§ **Given exercise**
All of the lines below are to be printed again exactly; images are excluded from the output.
╭─ Supplied entries
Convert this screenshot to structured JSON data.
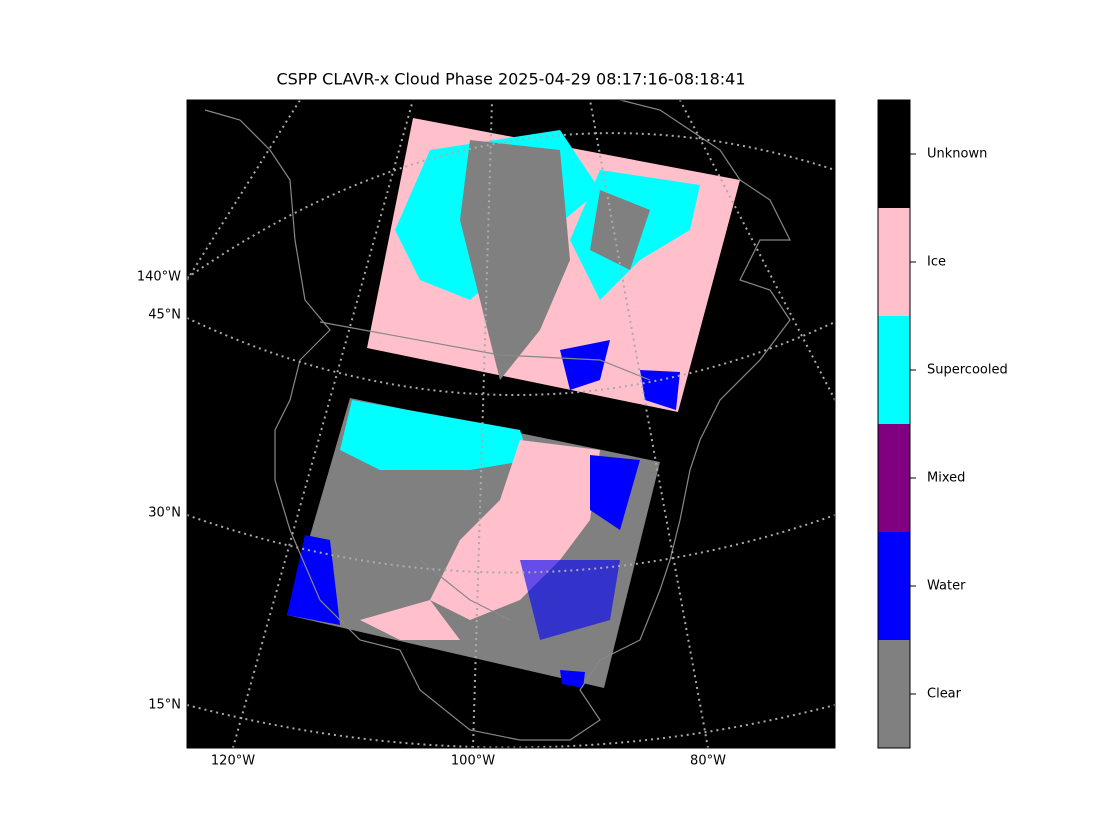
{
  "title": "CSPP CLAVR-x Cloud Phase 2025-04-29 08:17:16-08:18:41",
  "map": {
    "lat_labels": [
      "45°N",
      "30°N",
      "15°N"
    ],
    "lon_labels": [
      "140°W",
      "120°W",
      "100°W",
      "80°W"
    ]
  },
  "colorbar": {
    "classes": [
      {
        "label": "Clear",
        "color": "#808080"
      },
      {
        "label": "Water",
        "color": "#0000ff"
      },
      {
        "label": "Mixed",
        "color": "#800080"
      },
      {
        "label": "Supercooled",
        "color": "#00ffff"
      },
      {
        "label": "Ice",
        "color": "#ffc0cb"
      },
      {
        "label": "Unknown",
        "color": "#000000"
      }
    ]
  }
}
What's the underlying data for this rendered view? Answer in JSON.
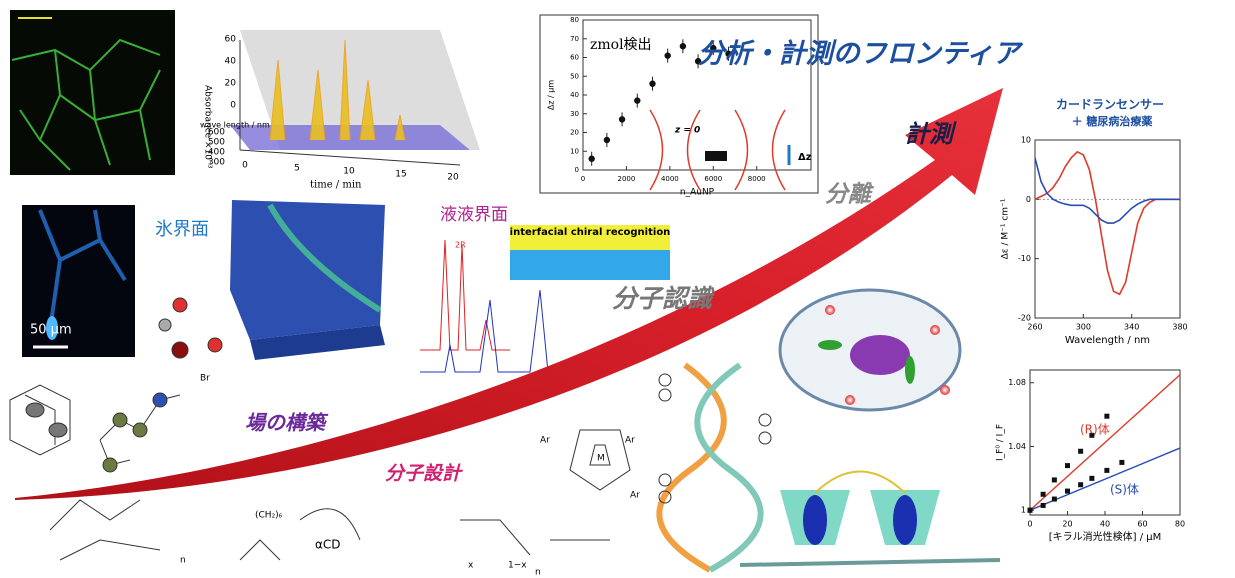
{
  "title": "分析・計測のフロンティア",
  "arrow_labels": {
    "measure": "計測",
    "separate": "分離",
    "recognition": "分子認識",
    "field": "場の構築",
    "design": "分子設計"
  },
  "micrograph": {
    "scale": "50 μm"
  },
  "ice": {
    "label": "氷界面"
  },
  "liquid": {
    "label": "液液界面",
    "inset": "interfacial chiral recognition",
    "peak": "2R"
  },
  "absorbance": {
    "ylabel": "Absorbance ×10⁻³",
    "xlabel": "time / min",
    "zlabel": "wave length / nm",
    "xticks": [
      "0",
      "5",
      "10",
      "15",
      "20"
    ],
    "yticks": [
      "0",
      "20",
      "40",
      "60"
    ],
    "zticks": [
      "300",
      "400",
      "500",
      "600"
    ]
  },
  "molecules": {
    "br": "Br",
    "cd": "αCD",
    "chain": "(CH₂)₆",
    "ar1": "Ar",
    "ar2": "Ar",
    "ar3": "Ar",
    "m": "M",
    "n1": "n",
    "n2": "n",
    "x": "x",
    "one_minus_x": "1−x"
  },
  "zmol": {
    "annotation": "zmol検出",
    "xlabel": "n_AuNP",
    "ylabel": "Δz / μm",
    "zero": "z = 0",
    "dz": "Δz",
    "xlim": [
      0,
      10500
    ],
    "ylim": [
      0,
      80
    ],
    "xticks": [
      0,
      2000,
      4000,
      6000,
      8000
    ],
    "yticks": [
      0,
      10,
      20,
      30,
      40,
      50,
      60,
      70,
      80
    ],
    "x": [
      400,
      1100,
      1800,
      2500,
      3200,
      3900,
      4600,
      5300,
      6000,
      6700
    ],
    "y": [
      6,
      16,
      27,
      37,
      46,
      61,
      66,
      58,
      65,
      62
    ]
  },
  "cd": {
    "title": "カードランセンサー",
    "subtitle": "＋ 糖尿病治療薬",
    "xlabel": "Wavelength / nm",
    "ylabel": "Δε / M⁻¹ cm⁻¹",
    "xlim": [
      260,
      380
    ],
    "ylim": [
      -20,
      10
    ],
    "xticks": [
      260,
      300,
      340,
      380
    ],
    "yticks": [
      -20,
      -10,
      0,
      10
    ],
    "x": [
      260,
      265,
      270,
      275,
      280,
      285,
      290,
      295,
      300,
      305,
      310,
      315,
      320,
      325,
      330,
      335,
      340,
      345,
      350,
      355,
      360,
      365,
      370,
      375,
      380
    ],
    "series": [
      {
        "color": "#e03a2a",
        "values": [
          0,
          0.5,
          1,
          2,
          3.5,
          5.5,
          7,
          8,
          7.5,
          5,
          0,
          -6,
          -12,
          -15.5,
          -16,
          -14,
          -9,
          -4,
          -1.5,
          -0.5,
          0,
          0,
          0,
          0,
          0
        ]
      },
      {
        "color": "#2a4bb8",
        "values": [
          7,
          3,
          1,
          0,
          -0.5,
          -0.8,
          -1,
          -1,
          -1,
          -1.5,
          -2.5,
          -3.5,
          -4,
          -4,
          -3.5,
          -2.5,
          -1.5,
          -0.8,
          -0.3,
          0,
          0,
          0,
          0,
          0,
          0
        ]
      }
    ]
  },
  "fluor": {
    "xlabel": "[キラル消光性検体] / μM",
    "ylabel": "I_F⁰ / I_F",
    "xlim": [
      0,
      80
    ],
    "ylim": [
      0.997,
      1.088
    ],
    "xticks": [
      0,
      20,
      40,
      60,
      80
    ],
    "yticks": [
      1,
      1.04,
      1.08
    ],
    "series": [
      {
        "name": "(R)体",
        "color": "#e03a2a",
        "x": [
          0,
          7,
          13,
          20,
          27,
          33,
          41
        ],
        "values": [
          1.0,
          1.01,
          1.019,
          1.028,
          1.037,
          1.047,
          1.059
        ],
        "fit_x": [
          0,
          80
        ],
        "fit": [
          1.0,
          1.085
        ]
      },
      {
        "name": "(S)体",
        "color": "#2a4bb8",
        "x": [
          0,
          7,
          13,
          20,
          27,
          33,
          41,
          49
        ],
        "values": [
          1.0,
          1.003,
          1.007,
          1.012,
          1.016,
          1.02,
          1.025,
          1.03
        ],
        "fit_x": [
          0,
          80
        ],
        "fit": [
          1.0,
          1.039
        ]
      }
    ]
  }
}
╰─
§ **Full solution**
Convert this screenshot to structured JSON data.
{
  "title": "CSPP CLAVR-x Cloud Phase 2025-04-29 08:17:16-08:18:41",
  "map": {
    "lat_labels": [
      "45°N",
      "30°N",
      "15°N"
    ],
    "lon_labels": [
      "140°W",
      "120°W",
      "100°W",
      "80°W"
    ]
  },
  "colorbar": {
    "classes": [
      {
        "label": "Clear",
        "color": "#808080"
      },
      {
        "label": "Water",
        "color": "#0000ff"
      },
      {
        "label": "Mixed",
        "color": "#800080"
      },
      {
        "label": "Supercooled",
        "color": "#00ffff"
      },
      {
        "label": "Ice",
        "color": "#ffc0cb"
      },
      {
        "label": "Unknown",
        "color": "#000000"
      }
    ]
  }
}
What's the underlying data for this rendered view? Answer in JSON.
{
  "title": "分析・計測のフロンティア",
  "arrow_labels": {
    "measure": "計測",
    "separate": "分離",
    "recognition": "分子認識",
    "field": "場の構築",
    "design": "分子設計"
  },
  "micrograph": {
    "scale": "50 μm"
  },
  "ice": {
    "label": "氷界面"
  },
  "liquid": {
    "label": "液液界面",
    "inset": "interfacial chiral recognition",
    "peak": "2R"
  },
  "absorbance": {
    "ylabel": "Absorbance ×10⁻³",
    "xlabel": "time / min",
    "zlabel": "wave length / nm",
    "xticks": [
      "0",
      "5",
      "10",
      "15",
      "20"
    ],
    "yticks": [
      "0",
      "20",
      "40",
      "60"
    ],
    "zticks": [
      "300",
      "400",
      "500",
      "600"
    ]
  },
  "molecules": {
    "br": "Br",
    "cd": "αCD",
    "chain": "(CH₂)₆",
    "ar1": "Ar",
    "ar2": "Ar",
    "ar3": "Ar",
    "m": "M",
    "n1": "n",
    "n2": "n",
    "x": "x",
    "one_minus_x": "1−x"
  },
  "zmol": {
    "annotation": "zmol検出",
    "xlabel": "n_AuNP",
    "ylabel": "Δz / μm",
    "zero": "z = 0",
    "dz": "Δz",
    "xlim": [
      0,
      10500
    ],
    "ylim": [
      0,
      80
    ],
    "xticks": [
      0,
      2000,
      4000,
      6000,
      8000
    ],
    "yticks": [
      0,
      10,
      20,
      30,
      40,
      50,
      60,
      70,
      80
    ],
    "x": [
      400,
      1100,
      1800,
      2500,
      3200,
      3900,
      4600,
      5300,
      6000,
      6700
    ],
    "y": [
      6,
      16,
      27,
      37,
      46,
      61,
      66,
      58,
      65,
      62
    ]
  },
  "cd": {
    "title": "カードランセンサー",
    "subtitle": "＋ 糖尿病治療薬",
    "xlabel": "Wavelength / nm",
    "ylabel": "Δε / M⁻¹ cm⁻¹",
    "xlim": [
      260,
      380
    ],
    "ylim": [
      -20,
      10
    ],
    "xticks": [
      260,
      300,
      340,
      380
    ],
    "yticks": [
      -20,
      -10,
      0,
      10
    ],
    "x": [
      260,
      265,
      270,
      275,
      280,
      285,
      290,
      295,
      300,
      305,
      310,
      315,
      320,
      325,
      330,
      335,
      340,
      345,
      350,
      355,
      360,
      365,
      370,
      375,
      380
    ],
    "series": [
      {
        "color": "#e03a2a",
        "values": [
          0,
          0.5,
          1,
          2,
          3.5,
          5.5,
          7,
          8,
          7.5,
          5,
          0,
          -6,
          -12,
          -15.5,
          -16,
          -14,
          -9,
          -4,
          -1.5,
          -0.5,
          0,
          0,
          0,
          0,
          0
        ]
      },
      {
        "color": "#2a4bb8",
        "values": [
          7,
          3,
          1,
          0,
          -0.5,
          -0.8,
          -1,
          -1,
          -1,
          -1.5,
          -2.5,
          -3.5,
          -4,
          -4,
          -3.5,
          -2.5,
          -1.5,
          -0.8,
          -0.3,
          0,
          0,
          0,
          0,
          0,
          0
        ]
      }
    ]
  },
  "fluor": {
    "xlabel": "[キラル消光性検体] / μM",
    "ylabel": "I_F⁰ / I_F",
    "xlim": [
      0,
      80
    ],
    "ylim": [
      0.997,
      1.088
    ],
    "xticks": [
      0,
      20,
      40,
      60,
      80
    ],
    "yticks": [
      1,
      1.04,
      1.08
    ],
    "series": [
      {
        "name": "(R)体",
        "color": "#e03a2a",
        "x": [
          0,
          7,
          13,
          20,
          27,
          33,
          41
        ],
        "values": [
          1.0,
          1.01,
          1.019,
          1.028,
          1.037,
          1.047,
          1.059
        ],
        "fit_x": [
          0,
          80
        ],
        "fit": [
          1.0,
          1.085
        ]
      },
      {
        "name": "(S)体",
        "color": "#2a4bb8",
        "x": [
          0,
          7,
          13,
          20,
          27,
          33,
          41,
          49
        ],
        "values": [
          1.0,
          1.003,
          1.007,
          1.012,
          1.016,
          1.02,
          1.025,
          1.03
        ],
        "fit_x": [
          0,
          80
        ],
        "fit": [
          1.0,
          1.039
        ]
      }
    ]
  }
}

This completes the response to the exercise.